Aim of the task:
Report how many lines in the listing below include the word "Disbursements". Write nothing besides the number.

Exercise materials:

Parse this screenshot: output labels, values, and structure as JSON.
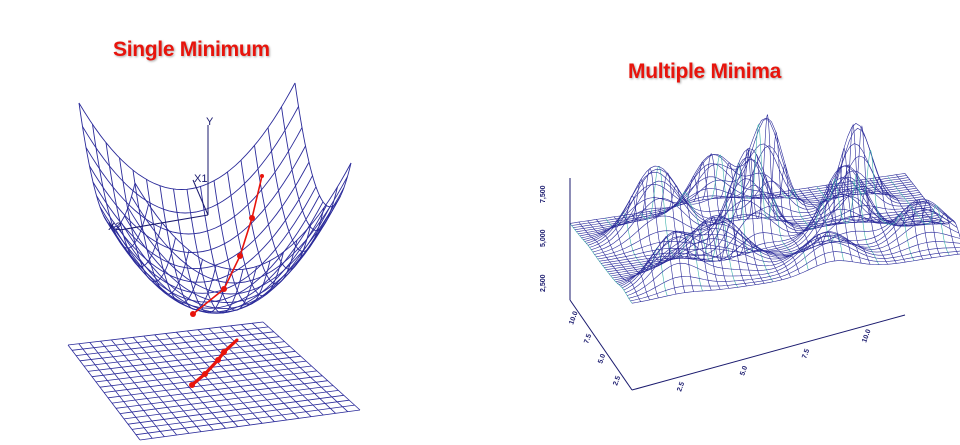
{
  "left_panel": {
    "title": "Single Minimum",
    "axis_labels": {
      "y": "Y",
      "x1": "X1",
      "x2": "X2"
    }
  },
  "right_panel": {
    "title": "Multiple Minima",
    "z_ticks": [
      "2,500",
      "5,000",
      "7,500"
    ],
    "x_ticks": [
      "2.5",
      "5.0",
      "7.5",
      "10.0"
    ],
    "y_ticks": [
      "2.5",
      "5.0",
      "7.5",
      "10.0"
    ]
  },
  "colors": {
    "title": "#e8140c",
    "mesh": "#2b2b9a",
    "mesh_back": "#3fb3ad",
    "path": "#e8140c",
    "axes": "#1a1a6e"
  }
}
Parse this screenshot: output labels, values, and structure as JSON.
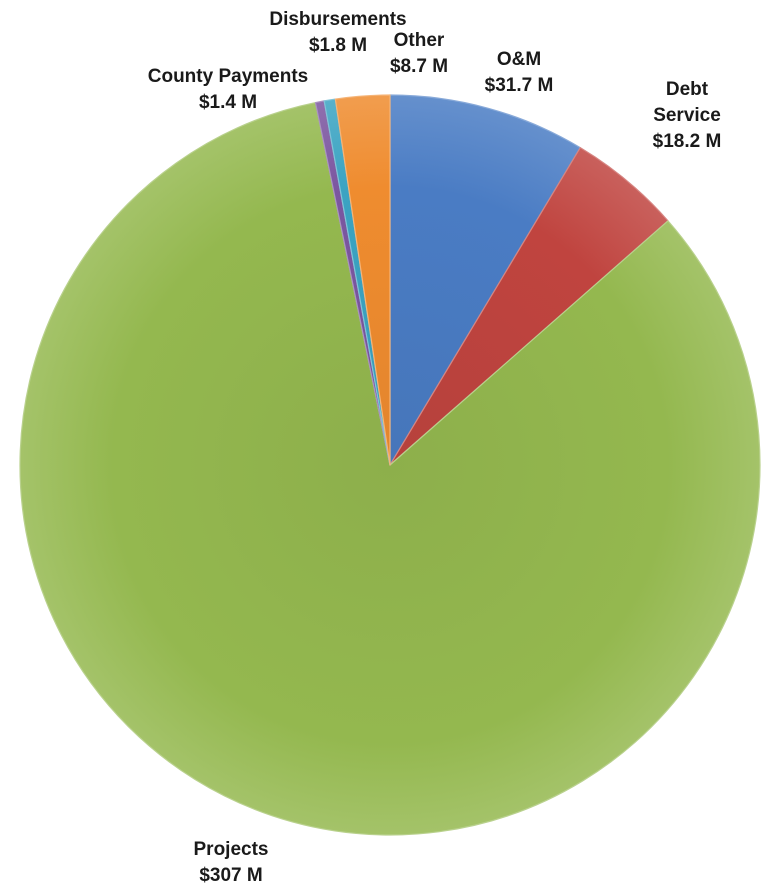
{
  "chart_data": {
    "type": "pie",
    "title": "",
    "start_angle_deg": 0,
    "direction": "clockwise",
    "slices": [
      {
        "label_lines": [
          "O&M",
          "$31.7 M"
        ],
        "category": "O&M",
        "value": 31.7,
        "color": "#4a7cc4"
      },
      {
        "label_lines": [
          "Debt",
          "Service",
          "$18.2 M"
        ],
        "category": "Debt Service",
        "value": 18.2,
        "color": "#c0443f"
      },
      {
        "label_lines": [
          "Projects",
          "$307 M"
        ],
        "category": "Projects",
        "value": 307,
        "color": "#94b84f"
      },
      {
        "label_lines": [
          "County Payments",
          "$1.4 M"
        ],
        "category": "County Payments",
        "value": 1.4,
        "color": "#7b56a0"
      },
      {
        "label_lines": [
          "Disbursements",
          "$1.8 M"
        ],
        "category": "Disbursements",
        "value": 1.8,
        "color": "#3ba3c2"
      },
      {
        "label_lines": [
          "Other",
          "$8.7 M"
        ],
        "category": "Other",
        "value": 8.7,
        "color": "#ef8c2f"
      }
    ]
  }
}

Answer for this exercise:
2